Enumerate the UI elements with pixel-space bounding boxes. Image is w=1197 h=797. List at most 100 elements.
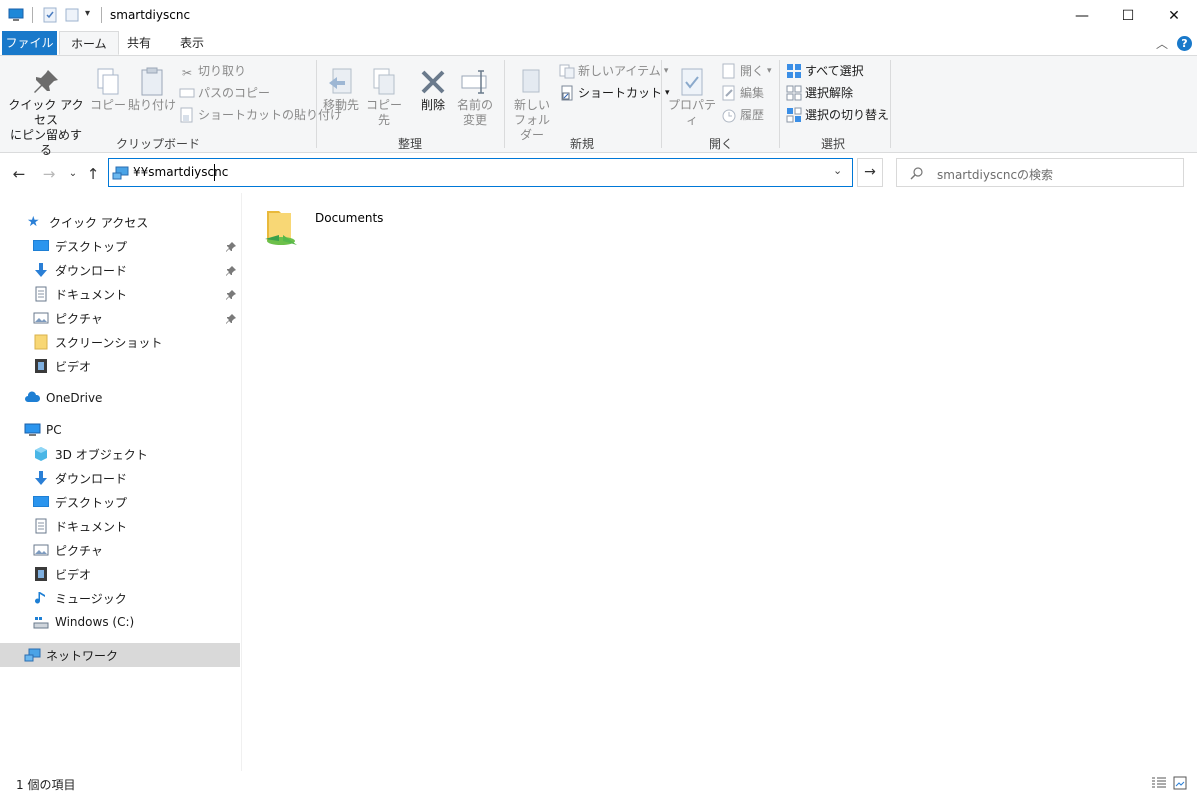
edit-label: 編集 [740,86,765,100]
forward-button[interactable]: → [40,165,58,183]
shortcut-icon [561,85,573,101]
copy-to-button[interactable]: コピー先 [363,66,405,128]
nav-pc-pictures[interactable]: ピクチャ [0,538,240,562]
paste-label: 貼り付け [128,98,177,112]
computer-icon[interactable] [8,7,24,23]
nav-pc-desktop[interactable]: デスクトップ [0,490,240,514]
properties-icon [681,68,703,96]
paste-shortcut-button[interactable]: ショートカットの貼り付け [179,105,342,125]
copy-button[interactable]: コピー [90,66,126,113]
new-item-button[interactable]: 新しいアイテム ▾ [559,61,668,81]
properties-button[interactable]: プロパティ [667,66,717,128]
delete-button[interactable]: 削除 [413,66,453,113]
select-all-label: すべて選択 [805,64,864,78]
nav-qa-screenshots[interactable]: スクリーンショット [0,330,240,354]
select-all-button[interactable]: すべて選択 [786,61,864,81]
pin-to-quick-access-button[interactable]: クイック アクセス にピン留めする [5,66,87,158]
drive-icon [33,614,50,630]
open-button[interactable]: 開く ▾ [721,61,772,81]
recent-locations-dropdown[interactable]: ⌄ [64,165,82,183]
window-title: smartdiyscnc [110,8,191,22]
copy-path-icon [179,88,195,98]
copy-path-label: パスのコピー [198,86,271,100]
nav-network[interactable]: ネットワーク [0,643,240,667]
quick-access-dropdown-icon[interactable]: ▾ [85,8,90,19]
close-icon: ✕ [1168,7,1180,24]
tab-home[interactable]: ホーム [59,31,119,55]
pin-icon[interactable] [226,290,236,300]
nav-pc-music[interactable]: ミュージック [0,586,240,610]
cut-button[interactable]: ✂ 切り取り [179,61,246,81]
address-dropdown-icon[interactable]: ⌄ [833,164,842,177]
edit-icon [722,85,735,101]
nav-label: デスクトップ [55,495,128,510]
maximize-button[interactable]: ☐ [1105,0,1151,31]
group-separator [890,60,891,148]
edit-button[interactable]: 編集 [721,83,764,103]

■ **THE EXERCISE**: Write out every line of the records as a numbered list. Skip blank lines and leave out the pictures.

■ **RESULT OF THE TASK**:
1. Enumerate the UI elements with pixel-space bounding boxes. Image is w=1197 h=797. List at most 100 elements.
2. edit-label: 編集 [740,86,765,100]
3. forward-button[interactable]: → [40,165,58,183]
4. shortcut-icon [561,85,573,101]
5. copy-to-button[interactable]: コピー先 [363,66,405,128]
6. nav-pc-pictures[interactable]: ピクチャ [0,538,240,562]
7. paste-label: 貼り付け [128,98,177,112]
8. computer-icon[interactable] [8,7,24,23]
9. nav-pc-desktop[interactable]: デスクトップ [0,490,240,514]
10. properties-icon [681,68,703,96]
11. paste-shortcut-button[interactable]: ショートカットの貼り付け [179,105,342,125]
12. copy-button[interactable]: コピー [90,66,126,113]
13. new-item-button[interactable]: 新しいアイテム ▾ [559,61,668,81]
14. properties-button[interactable]: プロパティ [667,66,717,128]
15. delete-button[interactable]: 削除 [413,66,453,113]
16. select-all-label: すべて選択 [805,64,864,78]
17. nav-qa-screenshots[interactable]: スクリーンショット [0,330,240,354]
18. select-all-button[interactable]: すべて選択 [786,61,864,81]
19. pin-to-quick-access-button[interactable]: クイック アクセス にピン留めする [5,66,87,158]
20. drive-icon [33,614,50,630]
21. open-button[interactable]: 開く ▾ [721,61,772,81]
22. recent-locations-dropdown[interactable]: ⌄ [64,165,82,183]
23. window-title: smartdiyscnc [110,8,191,22]
24. copy-path-icon [179,88,195,98]
25. copy-path-label: パスのコピー [198,86,271,100]
26. nav-network[interactable]: ネットワーク [0,643,240,667]
27. quick-access-dropdown-icon[interactable]: ▾ [85,8,90,19]
28. close-icon: ✕ [1168,7,1180,24]
29. tab-home[interactable]: ホーム [59,31,119,55]
30. pin-icon[interactable] [226,290,236,300]
31. nav-pc-music[interactable]: ミュージック [0,586,240,610]
32. cut-button[interactable]: ✂ 切り取り [179,61,246,81]
33. address-dropdown-icon[interactable]: ⌄ [833,164,842,177]
34. edit-icon [722,85,735,101]
35. nav-label: デスクトップ [55,495,128,510]
36. maximize-button[interactable]: ☐ [1105,0,1151,31]
37. group-separator [890,60,891,148]
38. edit-button[interactable]: 編集 [721,83,764,103]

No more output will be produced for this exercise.